== Required task ==
Gather all lines with "Enquiry" from the records.

— START Task material —

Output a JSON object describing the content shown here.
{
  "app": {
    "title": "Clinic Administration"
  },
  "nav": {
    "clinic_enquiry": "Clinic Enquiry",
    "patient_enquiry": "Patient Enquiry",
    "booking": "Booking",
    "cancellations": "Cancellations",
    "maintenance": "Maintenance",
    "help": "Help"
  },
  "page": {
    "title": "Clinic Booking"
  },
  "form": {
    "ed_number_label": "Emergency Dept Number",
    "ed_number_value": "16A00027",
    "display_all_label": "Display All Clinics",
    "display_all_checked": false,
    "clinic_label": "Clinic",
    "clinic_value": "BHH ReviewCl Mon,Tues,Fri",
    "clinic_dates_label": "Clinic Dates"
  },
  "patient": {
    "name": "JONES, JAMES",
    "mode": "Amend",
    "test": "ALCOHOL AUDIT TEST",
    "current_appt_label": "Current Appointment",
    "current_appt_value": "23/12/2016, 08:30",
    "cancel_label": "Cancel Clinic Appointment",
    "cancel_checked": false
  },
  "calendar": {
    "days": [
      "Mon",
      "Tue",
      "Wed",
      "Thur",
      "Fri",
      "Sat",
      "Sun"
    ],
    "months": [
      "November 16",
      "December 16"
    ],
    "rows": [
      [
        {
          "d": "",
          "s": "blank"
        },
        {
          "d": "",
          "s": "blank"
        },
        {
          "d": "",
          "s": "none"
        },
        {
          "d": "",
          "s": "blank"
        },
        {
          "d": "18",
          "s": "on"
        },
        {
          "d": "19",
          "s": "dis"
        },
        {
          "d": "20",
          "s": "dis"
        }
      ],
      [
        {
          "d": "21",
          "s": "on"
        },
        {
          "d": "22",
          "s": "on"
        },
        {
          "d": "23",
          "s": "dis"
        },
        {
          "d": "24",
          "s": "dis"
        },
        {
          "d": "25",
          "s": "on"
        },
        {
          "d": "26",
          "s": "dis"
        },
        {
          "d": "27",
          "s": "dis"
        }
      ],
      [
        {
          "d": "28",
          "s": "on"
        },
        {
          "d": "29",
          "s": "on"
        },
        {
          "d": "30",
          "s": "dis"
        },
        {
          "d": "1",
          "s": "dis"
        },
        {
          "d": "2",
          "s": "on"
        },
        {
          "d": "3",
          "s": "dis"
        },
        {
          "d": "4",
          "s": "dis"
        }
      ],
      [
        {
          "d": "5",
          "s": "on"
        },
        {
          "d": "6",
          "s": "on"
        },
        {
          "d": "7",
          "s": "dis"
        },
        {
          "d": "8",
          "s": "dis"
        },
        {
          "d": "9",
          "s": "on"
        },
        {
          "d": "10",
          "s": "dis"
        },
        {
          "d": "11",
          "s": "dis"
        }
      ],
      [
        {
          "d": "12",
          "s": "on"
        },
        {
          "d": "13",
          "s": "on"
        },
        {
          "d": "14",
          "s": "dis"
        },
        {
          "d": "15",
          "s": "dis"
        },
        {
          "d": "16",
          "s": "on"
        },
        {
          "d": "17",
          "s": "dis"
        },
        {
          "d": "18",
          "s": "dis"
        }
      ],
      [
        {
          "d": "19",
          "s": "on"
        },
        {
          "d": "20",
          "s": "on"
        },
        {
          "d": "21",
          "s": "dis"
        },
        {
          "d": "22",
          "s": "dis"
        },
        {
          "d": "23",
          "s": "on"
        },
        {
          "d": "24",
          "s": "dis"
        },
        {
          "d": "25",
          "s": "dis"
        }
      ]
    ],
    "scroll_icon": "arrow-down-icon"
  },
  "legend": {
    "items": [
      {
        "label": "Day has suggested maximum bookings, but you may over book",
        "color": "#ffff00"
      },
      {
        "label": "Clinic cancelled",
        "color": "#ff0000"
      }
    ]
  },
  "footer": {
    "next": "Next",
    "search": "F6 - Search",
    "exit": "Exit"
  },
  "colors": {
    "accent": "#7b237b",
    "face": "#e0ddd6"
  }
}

— END Task material —

== Complete response ==
    "clinic_enquiry": "Clinic Enquiry",
    "patient_enquiry": "Patient Enquiry",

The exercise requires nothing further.